Stored data:

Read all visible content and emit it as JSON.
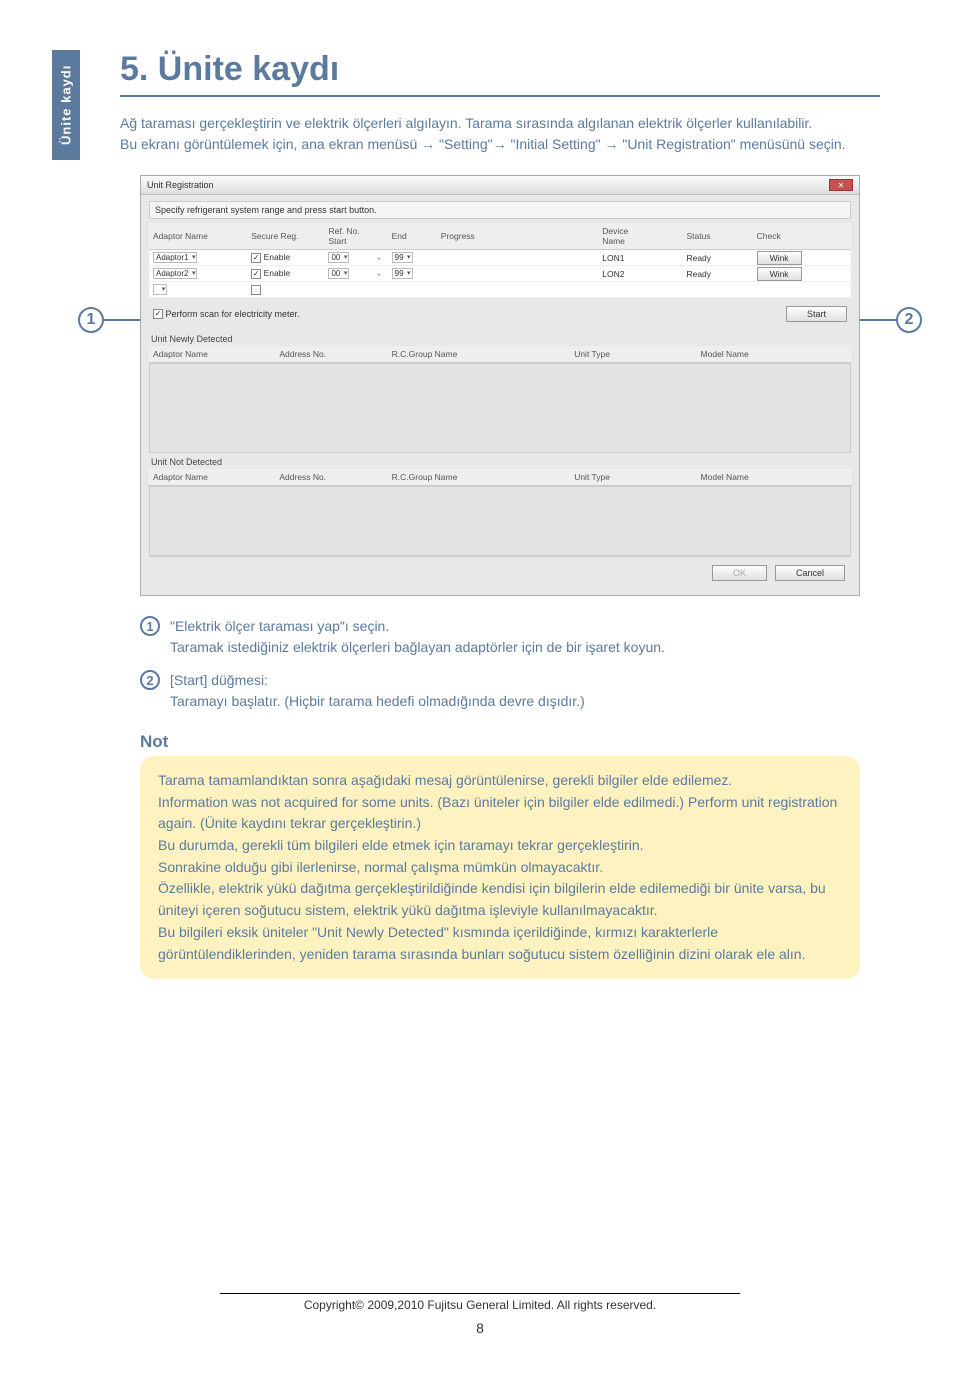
{
  "sideTab": "Ünite kaydı",
  "title": "5.  Ünite kaydı",
  "intro": "Ağ taraması gerçekleştirin ve elektrik ölçerleri algılayın. Tarama sırasında algılanan elektrik ölçerler kullanılabilir.\nBu ekranı görüntülemek için, ana ekran menüsü → \"Setting\"→ \"Initial Setting\" → \"Unit Registration\" menüsünü seçin.",
  "dialog": {
    "title": "Unit Registration",
    "hint": "Specify refrigerant system range and press start button.",
    "topHeaders": [
      "Adaptor Name",
      "Secure Reg.",
      "Ref. No.\nStart",
      "",
      "End",
      "Progress",
      "Device\nName",
      "Status",
      "Check"
    ],
    "rows": [
      {
        "adaptor": "Adaptor1",
        "secure": "Enable",
        "start": "00",
        "end": "99",
        "device": "LON1",
        "status": "Ready",
        "check": "Wink"
      },
      {
        "adaptor": "Adaptor2",
        "secure": "Enable",
        "start": "00",
        "end": "99",
        "device": "LON2",
        "status": "Ready",
        "check": "Wink"
      }
    ],
    "scanLabel": "Perform scan for electricity meter.",
    "startBtn": "Start",
    "newly": "Unit Newly Detected",
    "notDet": "Unit Not Detected",
    "cols2": [
      "Adaptor Name",
      "Address No.",
      "R.C.Group Name",
      "Unit Type",
      "Model Name"
    ],
    "ok": "OK",
    "cancel": "Cancel"
  },
  "callouts": {
    "c1": "1",
    "c2": "2"
  },
  "legend1": {
    "num": "1",
    "text": "\"Elektrik ölçer taraması yap\"ı seçin.\nTaramak istediğiniz elektrik ölçerleri bağlayan adaptörler için de bir işaret koyun."
  },
  "legend2": {
    "num": "2",
    "text": "[Start] düğmesi:\nTaramayı başlatır. (Hiçbir tarama hedefi olmadığında devre dışıdır.)"
  },
  "noteTitle": "Not",
  "noteBody": "Tarama tamamlandıktan sonra aşağıdaki mesaj görüntülenirse, gerekli bilgiler elde edilemez.\nInformation was not acquired for some units. (Bazı üniteler için bilgiler elde edilmedi.) Perform unit registration again. (Ünite kaydını tekrar gerçekleştirin.)\nBu durumda, gerekli tüm bilgileri elde etmek için taramayı tekrar gerçekleştirin.\nSonrakine olduğu gibi ilerlenirse, normal çalışma mümkün olmayacaktır.\nÖzellikle, elektrik yükü dağıtma gerçekleştirildiğinde kendisi için bilgilerin elde edilemediği bir ünite varsa, bu üniteyi içeren soğutucu sistem, elektrik yükü dağıtma işleviyle kullanılmayacaktır.\nBu bilgileri eksik üniteler \"Unit Newly Detected\" kısmında içerildiğinde, kırmızı karakterlerle görüntülendiklerinden, yeniden tarama sırasında bunları soğutucu sistem özelliğinin dizini olarak ele alın.",
  "copyright": "Copyright© 2009,2010 Fujitsu General Limited. All rights reserved.",
  "pageNum": "8"
}
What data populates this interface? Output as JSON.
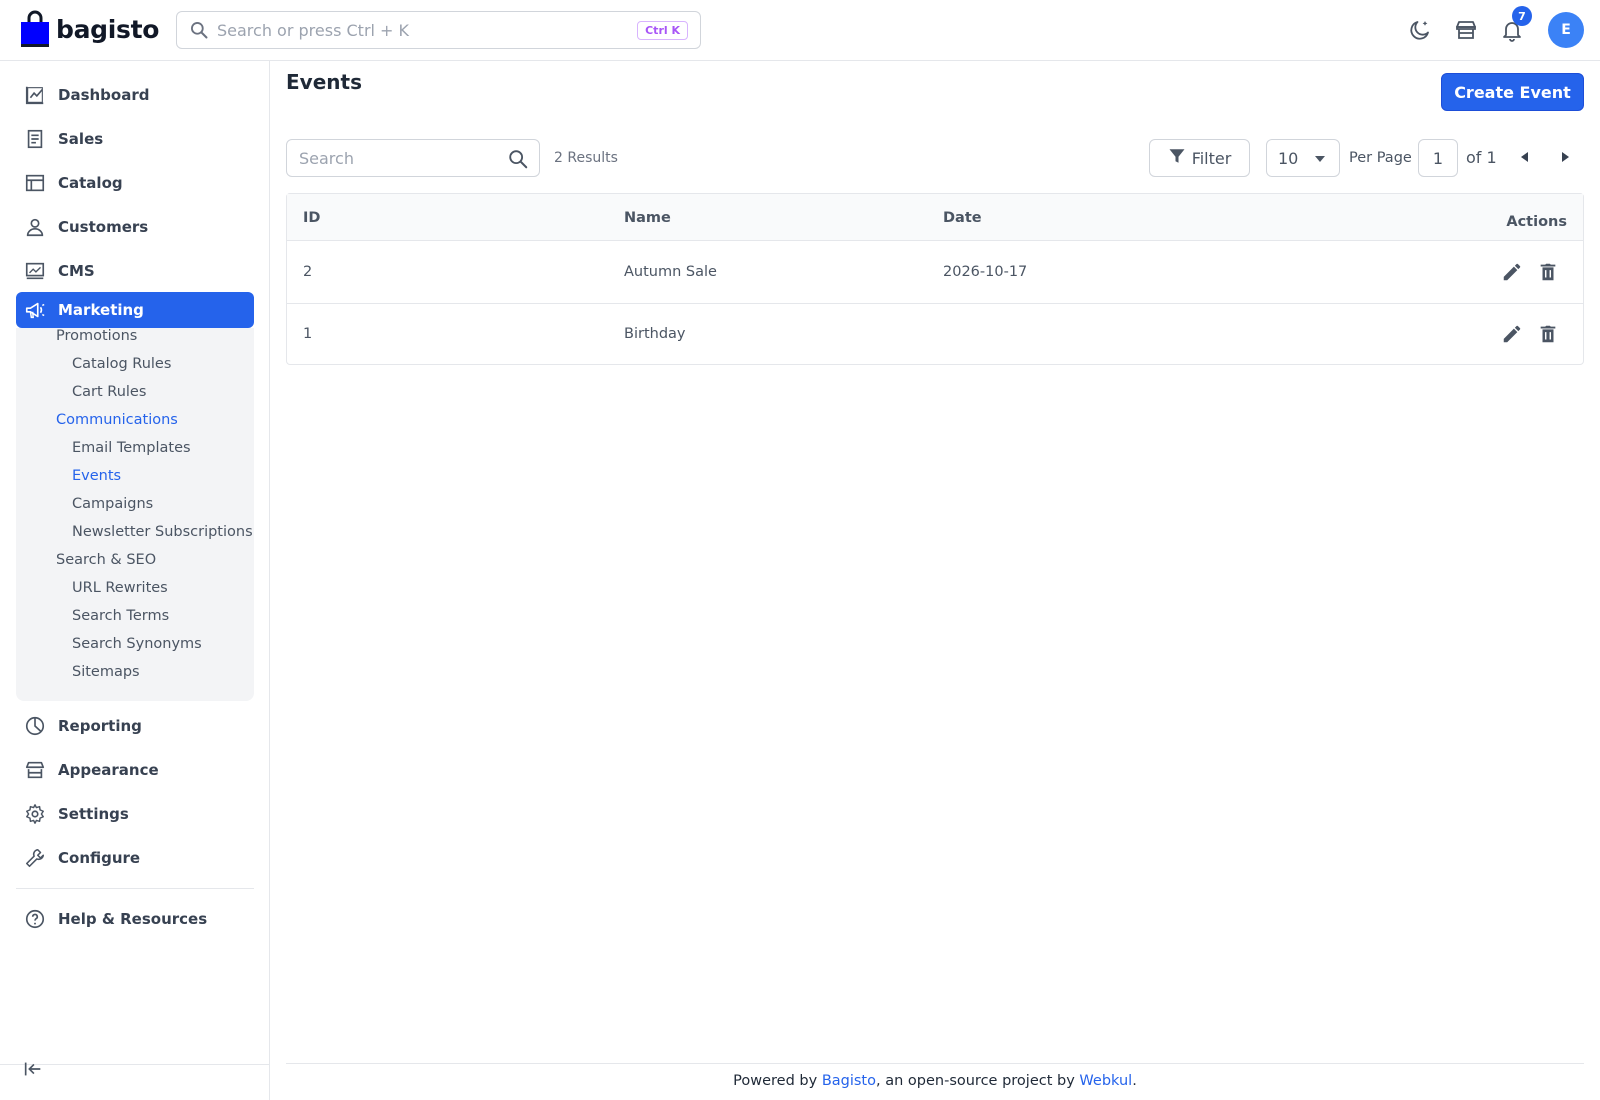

Objective: Omit every image. Quote each record exactly.

Exercise response:
Read all visible content and emit it as JSON.
{
  "sideTab": "Ünite kaydı",
  "title": "5.  Ünite kaydı",
  "intro": "Ağ taraması gerçekleştirin ve elektrik ölçerleri algılayın. Tarama sırasında algılanan elektrik ölçerler kullanılabilir.\nBu ekranı görüntülemek için, ana ekran menüsü → \"Setting\"→ \"Initial Setting\" → \"Unit Registration\" menüsünü seçin.",
  "dialog": {
    "title": "Unit Registration",
    "hint": "Specify refrigerant system range and press start button.",
    "topHeaders": [
      "Adaptor Name",
      "Secure Reg.",
      "Ref. No.\nStart",
      "",
      "End",
      "Progress",
      "Device\nName",
      "Status",
      "Check"
    ],
    "rows": [
      {
        "adaptor": "Adaptor1",
        "secure": "Enable",
        "start": "00",
        "end": "99",
        "device": "LON1",
        "status": "Ready",
        "check": "Wink"
      },
      {
        "adaptor": "Adaptor2",
        "secure": "Enable",
        "start": "00",
        "end": "99",
        "device": "LON2",
        "status": "Ready",
        "check": "Wink"
      }
    ],
    "scanLabel": "Perform scan for electricity meter.",
    "startBtn": "Start",
    "newly": "Unit Newly Detected",
    "notDet": "Unit Not Detected",
    "cols2": [
      "Adaptor Name",
      "Address No.",
      "R.C.Group Name",
      "Unit Type",
      "Model Name"
    ],
    "ok": "OK",
    "cancel": "Cancel"
  },
  "callouts": {
    "c1": "1",
    "c2": "2"
  },
  "legend1": {
    "num": "1",
    "text": "\"Elektrik ölçer taraması yap\"ı seçin.\nTaramak istediğiniz elektrik ölçerleri bağlayan adaptörler için de bir işaret koyun."
  },
  "legend2": {
    "num": "2",
    "text": "[Start] düğmesi:\nTaramayı başlatır. (Hiçbir tarama hedefi olmadığında devre dışıdır.)"
  },
  "noteTitle": "Not",
  "noteBody": "Tarama tamamlandıktan sonra aşağıdaki mesaj görüntülenirse, gerekli bilgiler elde edilemez.\nInformation was not acquired for some units. (Bazı üniteler için bilgiler elde edilmedi.) Perform unit registration again. (Ünite kaydını tekrar gerçekleştirin.)\nBu durumda, gerekli tüm bilgileri elde etmek için taramayı tekrar gerçekleştirin.\nSonrakine olduğu gibi ilerlenirse, normal çalışma mümkün olmayacaktır.\nÖzellikle, elektrik yükü dağıtma gerçekleştirildiğinde kendisi için bilgilerin elde edilemediği bir ünite varsa, bu üniteyi içeren soğutucu sistem, elektrik yükü dağıtma işleviyle kullanılmayacaktır.\nBu bilgileri eksik üniteler \"Unit Newly Detected\" kısmında içerildiğinde, kırmızı karakterlerle görüntülendiklerinden, yeniden tarama sırasında bunları soğutucu sistem özelliğinin dizini olarak ele alın.",
  "copyright": "Copyright© 2009,2010 Fujitsu General Limited. All rights reserved.",
  "pageNum": "8"
}
What data populates this interface? Output as JSON.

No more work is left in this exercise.